## START

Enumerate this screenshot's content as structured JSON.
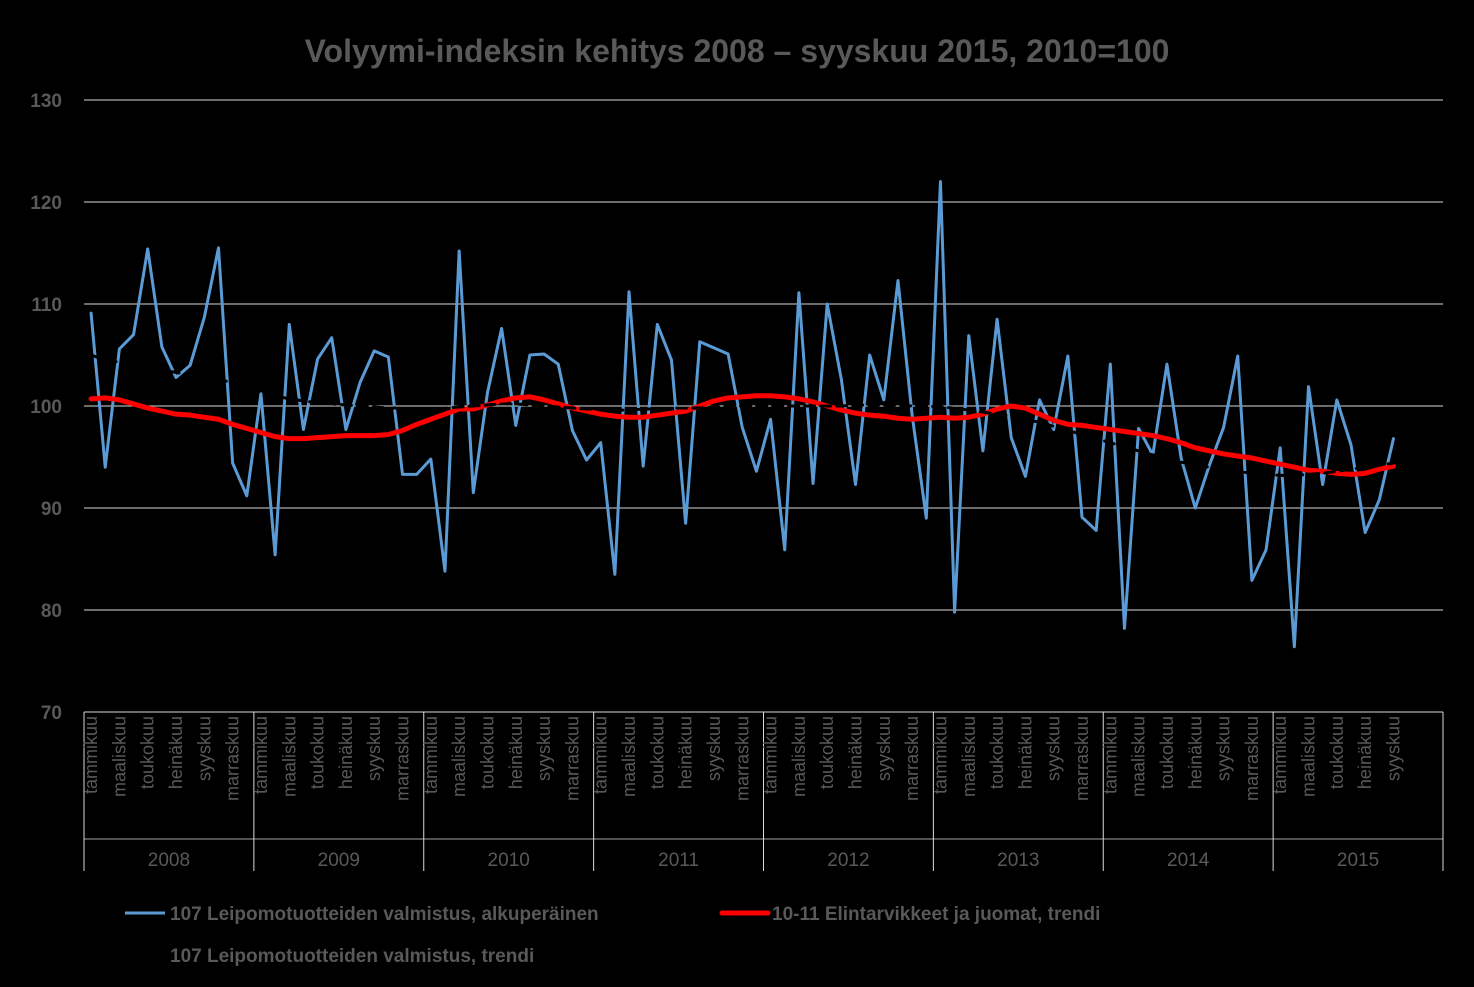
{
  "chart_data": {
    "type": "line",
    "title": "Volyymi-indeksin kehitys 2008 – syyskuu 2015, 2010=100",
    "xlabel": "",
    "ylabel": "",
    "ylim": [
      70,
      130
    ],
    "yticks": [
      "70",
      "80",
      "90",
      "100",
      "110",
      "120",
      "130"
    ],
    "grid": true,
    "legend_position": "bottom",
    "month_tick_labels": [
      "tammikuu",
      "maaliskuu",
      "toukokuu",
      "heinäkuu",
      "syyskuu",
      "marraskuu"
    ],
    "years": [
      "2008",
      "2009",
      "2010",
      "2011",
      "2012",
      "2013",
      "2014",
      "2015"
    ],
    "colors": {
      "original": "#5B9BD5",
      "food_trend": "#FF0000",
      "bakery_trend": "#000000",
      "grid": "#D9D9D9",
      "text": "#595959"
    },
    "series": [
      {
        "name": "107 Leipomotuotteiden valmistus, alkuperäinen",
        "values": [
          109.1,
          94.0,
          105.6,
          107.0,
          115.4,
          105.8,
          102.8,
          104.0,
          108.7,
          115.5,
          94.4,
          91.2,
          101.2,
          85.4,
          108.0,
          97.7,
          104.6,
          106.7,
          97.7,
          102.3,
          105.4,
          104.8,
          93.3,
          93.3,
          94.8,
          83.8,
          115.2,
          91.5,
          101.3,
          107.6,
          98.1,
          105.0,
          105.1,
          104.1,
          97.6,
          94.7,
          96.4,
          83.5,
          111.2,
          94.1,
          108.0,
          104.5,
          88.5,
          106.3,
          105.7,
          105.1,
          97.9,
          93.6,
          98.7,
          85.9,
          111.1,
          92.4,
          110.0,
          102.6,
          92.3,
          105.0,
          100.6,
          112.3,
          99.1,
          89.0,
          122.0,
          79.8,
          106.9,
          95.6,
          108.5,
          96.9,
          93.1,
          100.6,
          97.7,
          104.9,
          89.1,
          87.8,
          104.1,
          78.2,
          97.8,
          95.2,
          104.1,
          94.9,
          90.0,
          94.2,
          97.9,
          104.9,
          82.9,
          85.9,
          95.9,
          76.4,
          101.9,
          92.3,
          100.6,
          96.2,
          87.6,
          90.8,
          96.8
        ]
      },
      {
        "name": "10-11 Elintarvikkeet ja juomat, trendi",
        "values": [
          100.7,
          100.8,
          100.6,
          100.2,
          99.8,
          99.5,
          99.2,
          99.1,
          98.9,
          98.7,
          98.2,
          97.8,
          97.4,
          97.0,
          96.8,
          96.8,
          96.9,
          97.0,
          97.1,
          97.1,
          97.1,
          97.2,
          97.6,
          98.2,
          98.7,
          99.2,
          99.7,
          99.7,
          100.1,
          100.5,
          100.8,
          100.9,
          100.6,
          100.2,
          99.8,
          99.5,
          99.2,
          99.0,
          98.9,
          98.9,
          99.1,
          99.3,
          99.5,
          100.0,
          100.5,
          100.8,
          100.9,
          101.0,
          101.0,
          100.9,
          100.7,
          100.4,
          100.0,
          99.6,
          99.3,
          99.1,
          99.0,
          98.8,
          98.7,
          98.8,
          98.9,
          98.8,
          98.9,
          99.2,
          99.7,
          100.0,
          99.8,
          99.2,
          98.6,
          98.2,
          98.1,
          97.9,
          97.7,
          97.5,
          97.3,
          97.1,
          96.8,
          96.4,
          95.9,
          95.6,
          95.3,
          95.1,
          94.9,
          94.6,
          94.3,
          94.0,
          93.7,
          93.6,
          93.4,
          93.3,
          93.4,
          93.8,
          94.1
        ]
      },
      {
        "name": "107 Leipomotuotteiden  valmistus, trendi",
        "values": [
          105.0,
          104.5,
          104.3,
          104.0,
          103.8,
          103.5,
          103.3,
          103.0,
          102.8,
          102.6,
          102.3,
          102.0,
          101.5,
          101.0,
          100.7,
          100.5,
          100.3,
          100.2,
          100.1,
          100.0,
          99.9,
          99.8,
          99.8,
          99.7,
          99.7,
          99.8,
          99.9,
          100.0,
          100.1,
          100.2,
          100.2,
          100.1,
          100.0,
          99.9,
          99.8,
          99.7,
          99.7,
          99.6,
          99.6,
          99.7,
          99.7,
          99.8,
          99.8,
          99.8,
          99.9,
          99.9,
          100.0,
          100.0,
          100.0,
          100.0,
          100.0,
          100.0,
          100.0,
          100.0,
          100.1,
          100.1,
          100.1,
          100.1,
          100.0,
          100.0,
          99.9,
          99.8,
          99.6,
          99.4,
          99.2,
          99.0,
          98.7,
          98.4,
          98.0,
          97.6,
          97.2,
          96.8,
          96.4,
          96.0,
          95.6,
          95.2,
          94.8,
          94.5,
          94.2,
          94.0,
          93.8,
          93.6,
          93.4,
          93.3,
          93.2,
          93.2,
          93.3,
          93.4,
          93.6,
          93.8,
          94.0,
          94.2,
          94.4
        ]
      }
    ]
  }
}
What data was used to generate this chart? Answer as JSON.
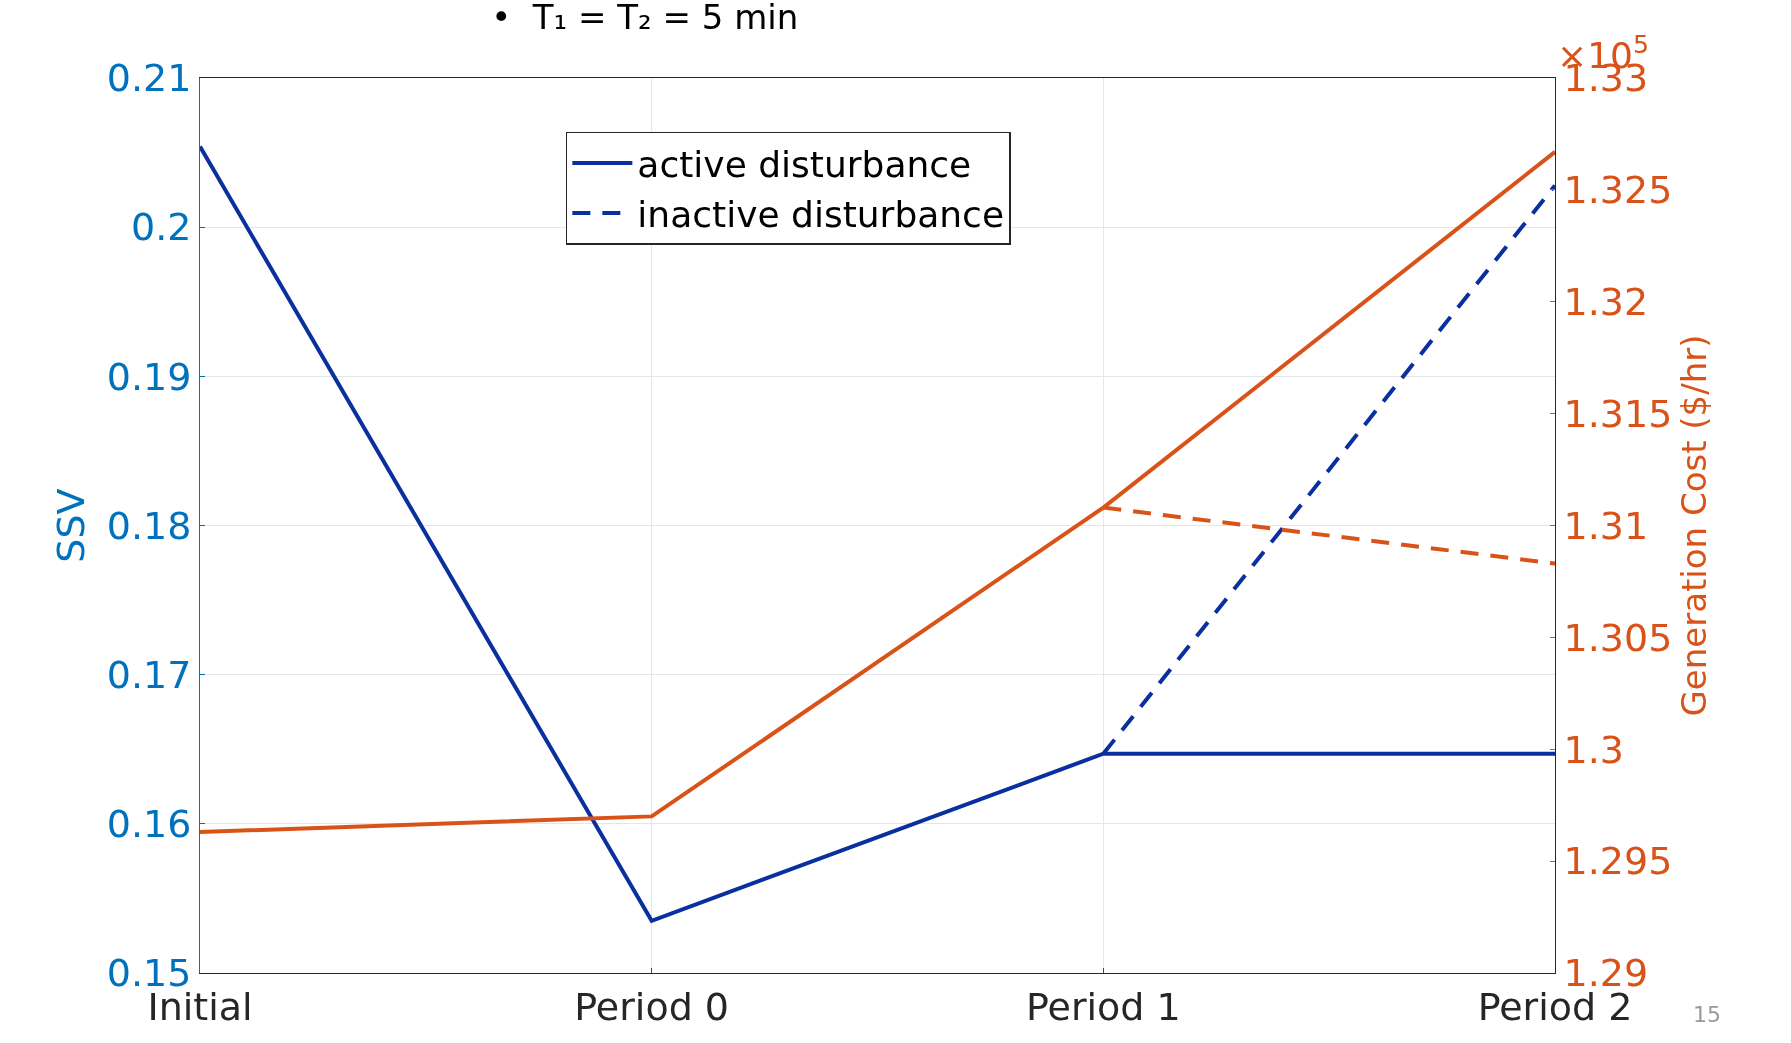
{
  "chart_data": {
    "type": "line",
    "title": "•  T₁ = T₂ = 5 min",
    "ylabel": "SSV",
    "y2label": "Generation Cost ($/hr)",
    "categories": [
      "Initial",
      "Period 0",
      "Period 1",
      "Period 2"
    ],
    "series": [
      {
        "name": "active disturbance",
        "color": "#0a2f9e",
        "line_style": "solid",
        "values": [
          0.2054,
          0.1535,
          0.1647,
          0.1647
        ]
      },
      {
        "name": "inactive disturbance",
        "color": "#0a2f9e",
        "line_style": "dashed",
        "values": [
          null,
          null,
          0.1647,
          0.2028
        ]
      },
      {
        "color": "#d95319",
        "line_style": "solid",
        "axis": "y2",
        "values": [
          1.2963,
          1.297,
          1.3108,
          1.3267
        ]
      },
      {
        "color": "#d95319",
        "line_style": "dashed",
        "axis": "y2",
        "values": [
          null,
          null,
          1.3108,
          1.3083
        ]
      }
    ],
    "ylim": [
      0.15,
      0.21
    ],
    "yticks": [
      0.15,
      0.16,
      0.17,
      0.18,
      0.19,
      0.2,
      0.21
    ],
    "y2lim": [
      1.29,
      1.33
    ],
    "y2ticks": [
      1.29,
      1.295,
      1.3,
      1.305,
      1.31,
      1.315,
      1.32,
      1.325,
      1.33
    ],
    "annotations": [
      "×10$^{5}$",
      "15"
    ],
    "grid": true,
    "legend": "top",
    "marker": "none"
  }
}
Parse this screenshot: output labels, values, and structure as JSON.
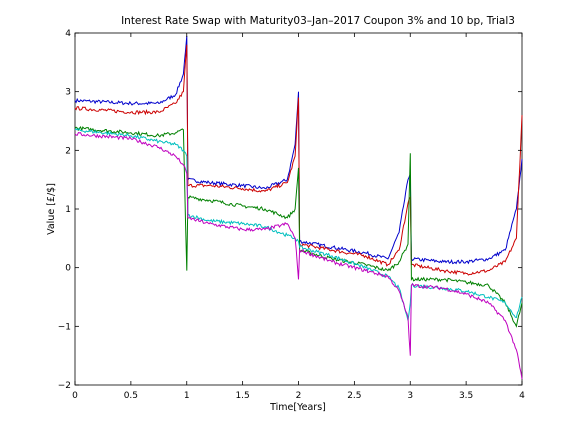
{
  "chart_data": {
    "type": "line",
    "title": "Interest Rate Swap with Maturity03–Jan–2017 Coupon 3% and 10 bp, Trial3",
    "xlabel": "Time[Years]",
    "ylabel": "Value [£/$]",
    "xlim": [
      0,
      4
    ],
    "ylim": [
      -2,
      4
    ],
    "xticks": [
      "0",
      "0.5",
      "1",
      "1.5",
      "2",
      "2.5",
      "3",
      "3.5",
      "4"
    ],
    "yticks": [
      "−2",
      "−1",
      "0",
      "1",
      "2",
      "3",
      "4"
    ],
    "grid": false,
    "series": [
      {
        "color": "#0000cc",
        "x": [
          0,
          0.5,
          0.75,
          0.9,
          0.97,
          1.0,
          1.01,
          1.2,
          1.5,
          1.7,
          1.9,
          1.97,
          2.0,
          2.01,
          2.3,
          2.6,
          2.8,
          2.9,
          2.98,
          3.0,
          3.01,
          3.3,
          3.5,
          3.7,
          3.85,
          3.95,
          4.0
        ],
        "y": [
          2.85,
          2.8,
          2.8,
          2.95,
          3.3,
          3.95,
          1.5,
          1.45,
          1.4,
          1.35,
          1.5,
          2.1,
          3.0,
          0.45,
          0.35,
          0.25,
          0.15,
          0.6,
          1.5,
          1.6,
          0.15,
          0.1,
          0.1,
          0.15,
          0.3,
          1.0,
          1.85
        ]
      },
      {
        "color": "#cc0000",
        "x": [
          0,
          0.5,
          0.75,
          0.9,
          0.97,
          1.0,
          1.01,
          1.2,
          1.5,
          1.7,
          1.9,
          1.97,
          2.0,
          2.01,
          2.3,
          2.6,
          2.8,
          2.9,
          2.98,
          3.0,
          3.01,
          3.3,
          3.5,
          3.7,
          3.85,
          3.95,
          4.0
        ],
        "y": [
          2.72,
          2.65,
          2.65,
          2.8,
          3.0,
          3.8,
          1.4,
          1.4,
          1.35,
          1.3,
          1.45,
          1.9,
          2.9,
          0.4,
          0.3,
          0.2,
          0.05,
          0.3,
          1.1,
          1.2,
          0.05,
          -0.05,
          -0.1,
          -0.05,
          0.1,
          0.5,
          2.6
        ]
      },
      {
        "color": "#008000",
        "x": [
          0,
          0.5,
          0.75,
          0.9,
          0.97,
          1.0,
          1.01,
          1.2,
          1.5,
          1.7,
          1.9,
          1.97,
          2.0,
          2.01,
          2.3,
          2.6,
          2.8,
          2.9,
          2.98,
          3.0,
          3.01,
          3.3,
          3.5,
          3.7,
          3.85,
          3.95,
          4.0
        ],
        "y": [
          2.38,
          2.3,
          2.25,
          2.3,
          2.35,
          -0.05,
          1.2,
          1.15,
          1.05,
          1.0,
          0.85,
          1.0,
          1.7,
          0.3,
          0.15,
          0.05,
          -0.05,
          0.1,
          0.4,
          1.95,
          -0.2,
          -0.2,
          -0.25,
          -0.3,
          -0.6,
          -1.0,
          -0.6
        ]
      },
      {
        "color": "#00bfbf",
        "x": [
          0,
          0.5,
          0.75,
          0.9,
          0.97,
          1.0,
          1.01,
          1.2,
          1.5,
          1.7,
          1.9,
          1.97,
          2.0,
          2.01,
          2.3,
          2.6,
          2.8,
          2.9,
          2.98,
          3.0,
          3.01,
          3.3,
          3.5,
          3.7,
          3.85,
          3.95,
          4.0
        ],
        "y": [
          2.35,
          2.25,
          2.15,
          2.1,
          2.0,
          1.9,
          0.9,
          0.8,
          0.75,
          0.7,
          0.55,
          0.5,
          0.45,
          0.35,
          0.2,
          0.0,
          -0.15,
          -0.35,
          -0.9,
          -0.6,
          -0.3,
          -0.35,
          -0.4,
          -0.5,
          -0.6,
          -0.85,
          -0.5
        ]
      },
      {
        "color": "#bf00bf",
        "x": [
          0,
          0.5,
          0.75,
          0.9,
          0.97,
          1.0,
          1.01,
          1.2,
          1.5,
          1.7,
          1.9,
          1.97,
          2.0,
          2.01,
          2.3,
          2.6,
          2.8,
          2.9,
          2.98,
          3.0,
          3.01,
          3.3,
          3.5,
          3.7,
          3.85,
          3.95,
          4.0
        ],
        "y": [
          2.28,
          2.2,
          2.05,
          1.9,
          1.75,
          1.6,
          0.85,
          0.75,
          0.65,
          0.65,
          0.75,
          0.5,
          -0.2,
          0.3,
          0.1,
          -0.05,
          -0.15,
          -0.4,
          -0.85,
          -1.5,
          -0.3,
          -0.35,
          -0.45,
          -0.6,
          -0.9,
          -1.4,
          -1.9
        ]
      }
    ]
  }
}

## END

» **TASK BRIEF**: Check each line of these records for the string "disturbance" and state only how many lines have it.

» **SOLUTION BELOW**: 2